Dataset items:

------------

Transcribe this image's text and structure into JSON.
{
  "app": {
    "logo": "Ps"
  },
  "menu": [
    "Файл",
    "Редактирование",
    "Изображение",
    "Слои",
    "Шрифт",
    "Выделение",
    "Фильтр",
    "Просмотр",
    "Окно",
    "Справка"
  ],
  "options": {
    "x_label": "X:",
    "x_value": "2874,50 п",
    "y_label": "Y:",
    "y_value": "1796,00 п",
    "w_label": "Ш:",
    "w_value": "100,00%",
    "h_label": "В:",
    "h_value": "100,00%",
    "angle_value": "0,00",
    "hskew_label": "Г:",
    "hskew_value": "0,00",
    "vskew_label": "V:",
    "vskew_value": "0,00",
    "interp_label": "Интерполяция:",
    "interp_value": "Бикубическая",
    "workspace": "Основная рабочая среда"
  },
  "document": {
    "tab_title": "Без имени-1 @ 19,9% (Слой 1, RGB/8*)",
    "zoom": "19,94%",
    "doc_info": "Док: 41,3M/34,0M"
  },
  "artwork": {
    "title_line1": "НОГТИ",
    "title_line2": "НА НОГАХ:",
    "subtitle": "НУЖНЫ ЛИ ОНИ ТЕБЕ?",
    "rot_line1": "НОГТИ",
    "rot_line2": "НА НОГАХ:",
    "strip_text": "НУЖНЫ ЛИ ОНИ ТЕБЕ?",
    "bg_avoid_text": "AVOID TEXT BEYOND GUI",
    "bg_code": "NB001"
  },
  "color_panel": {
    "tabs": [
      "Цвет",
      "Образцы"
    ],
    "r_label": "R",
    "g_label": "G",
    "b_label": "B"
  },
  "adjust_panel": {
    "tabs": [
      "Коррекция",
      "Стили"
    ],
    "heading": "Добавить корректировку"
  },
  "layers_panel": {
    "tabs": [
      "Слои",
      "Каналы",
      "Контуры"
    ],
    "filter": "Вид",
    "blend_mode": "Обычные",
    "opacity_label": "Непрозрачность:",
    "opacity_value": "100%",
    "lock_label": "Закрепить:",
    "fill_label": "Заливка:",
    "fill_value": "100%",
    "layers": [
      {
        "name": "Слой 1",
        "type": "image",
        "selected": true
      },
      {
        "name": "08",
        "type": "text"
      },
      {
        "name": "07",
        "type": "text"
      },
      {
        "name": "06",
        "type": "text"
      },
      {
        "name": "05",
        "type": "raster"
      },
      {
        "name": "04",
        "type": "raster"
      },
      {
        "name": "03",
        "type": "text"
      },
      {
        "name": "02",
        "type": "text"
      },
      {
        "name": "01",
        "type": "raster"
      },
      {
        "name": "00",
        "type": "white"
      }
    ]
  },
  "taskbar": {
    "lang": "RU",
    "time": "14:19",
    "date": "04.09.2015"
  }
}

------------

Restate the listing above word for word.

THE RESULT:
Transcribe this image's text and structure into JSON.
{
  "app": {
    "logo": "Ps"
  },
  "menu": [
    "Файл",
    "Редактирование",
    "Изображение",
    "Слои",
    "Шрифт",
    "Выделение",
    "Фильтр",
    "Просмотр",
    "Окно",
    "Справка"
  ],
  "options": {
    "x_label": "X:",
    "x_value": "2874,50 п",
    "y_label": "Y:",
    "y_value": "1796,00 п",
    "w_label": "Ш:",
    "w_value": "100,00%",
    "h_label": "В:",
    "h_value": "100,00%",
    "angle_value": "0,00",
    "hskew_label": "Г:",
    "hskew_value": "0,00",
    "vskew_label": "V:",
    "vskew_value": "0,00",
    "interp_label": "Интерполяция:",
    "interp_value": "Бикубическая",
    "workspace": "Основная рабочая среда"
  },
  "document": {
    "tab_title": "Без имени-1 @ 19,9% (Слой 1, RGB/8*)",
    "zoom": "19,94%",
    "doc_info": "Док: 41,3M/34,0M"
  },
  "artwork": {
    "title_line1": "НОГТИ",
    "title_line2": "НА НОГАХ:",
    "subtitle": "НУЖНЫ ЛИ ОНИ ТЕБЕ?",
    "rot_line1": "НОГТИ",
    "rot_line2": "НА НОГАХ:",
    "strip_text": "НУЖНЫ ЛИ ОНИ ТЕБЕ?",
    "bg_avoid_text": "AVOID TEXT BEYOND GUI",
    "bg_code": "NB001"
  },
  "color_panel": {
    "tabs": [
      "Цвет",
      "Образцы"
    ],
    "r_label": "R",
    "g_label": "G",
    "b_label": "B"
  },
  "adjust_panel": {
    "tabs": [
      "Коррекция",
      "Стили"
    ],
    "heading": "Добавить корректировку"
  },
  "layers_panel": {
    "tabs": [
      "Слои",
      "Каналы",
      "Контуры"
    ],
    "filter": "Вид",
    "blend_mode": "Обычные",
    "opacity_label": "Непрозрачность:",
    "opacity_value": "100%",
    "lock_label": "Закрепить:",
    "fill_label": "Заливка:",
    "fill_value": "100%",
    "layers": [
      {
        "name": "Слой 1",
        "type": "image",
        "selected": true
      },
      {
        "name": "08",
        "type": "text"
      },
      {
        "name": "07",
        "type": "text"
      },
      {
        "name": "06",
        "type": "text"
      },
      {
        "name": "05",
        "type": "raster"
      },
      {
        "name": "04",
        "type": "raster"
      },
      {
        "name": "03",
        "type": "text"
      },
      {
        "name": "02",
        "type": "text"
      },
      {
        "name": "01",
        "type": "raster"
      },
      {
        "name": "00",
        "type": "white"
      }
    ]
  },
  "taskbar": {
    "lang": "RU",
    "time": "14:19",
    "date": "04.09.2015"
  }
}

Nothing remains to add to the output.